#### WHAT THIS TASK INVOLVES
Reproduce all lines of the listing below in which the word "label" occurs.

#### GIVEN DATA
□ □ □

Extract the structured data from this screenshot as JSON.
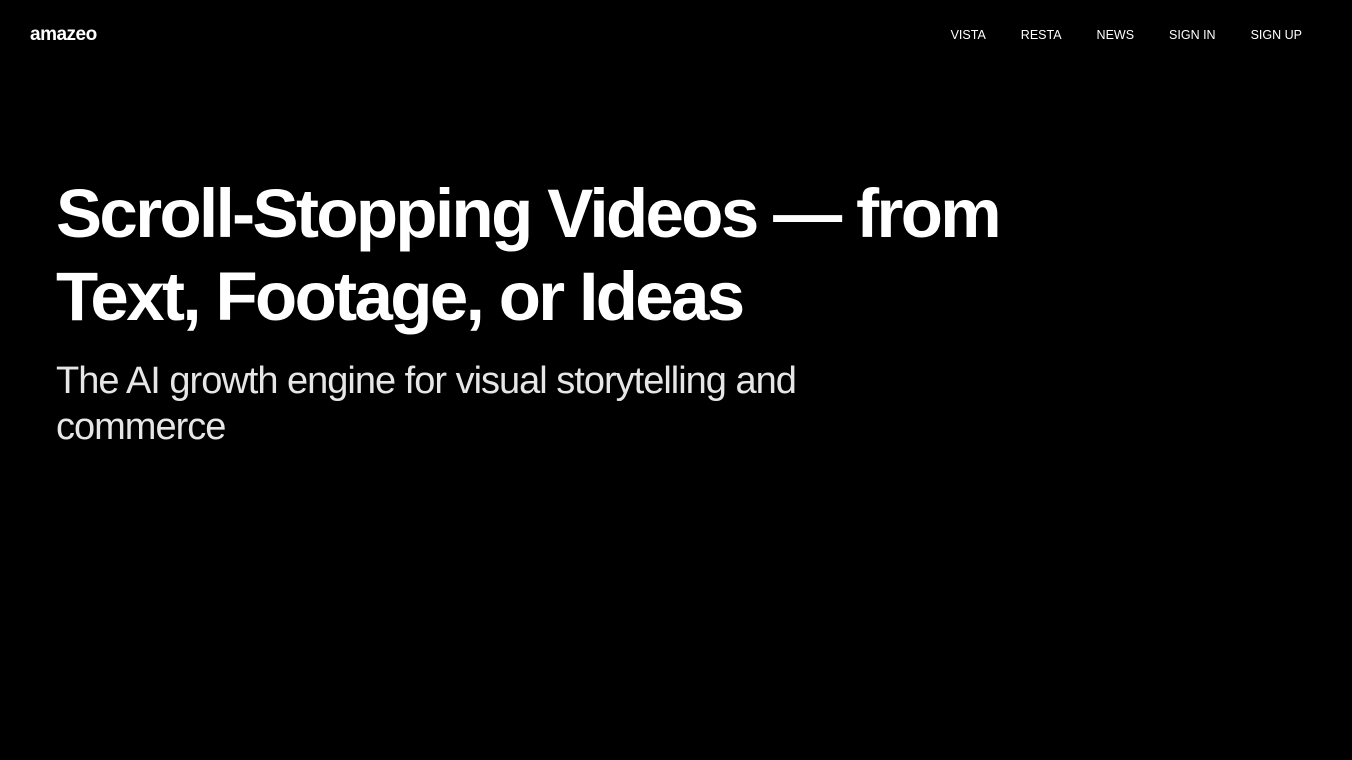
{
  "header": {
    "logo_text": "amazeo",
    "nav": [
      {
        "label": "VISTA"
      },
      {
        "label": "RESTA"
      },
      {
        "label": "NEWS"
      },
      {
        "label": "SIGN IN"
      },
      {
        "label": "SIGN UP"
      }
    ]
  },
  "hero": {
    "title_line1": "Scroll-Stopping Videos — from",
    "title_line2": "Text, Footage, or Ideas",
    "subtitle": "The AI growth engine for visual storytelling and commerce"
  },
  "colors": {
    "background": "#000000",
    "text": "#ffffff",
    "subtitle": "#e6e6e6"
  }
}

□ □ □

#### RESPONSE TO THE EXERCISE
        "label": "VISTA"
        "label": "RESTA"
        "label": "NEWS"
        "label": "SIGN IN"
        "label": "SIGN UP"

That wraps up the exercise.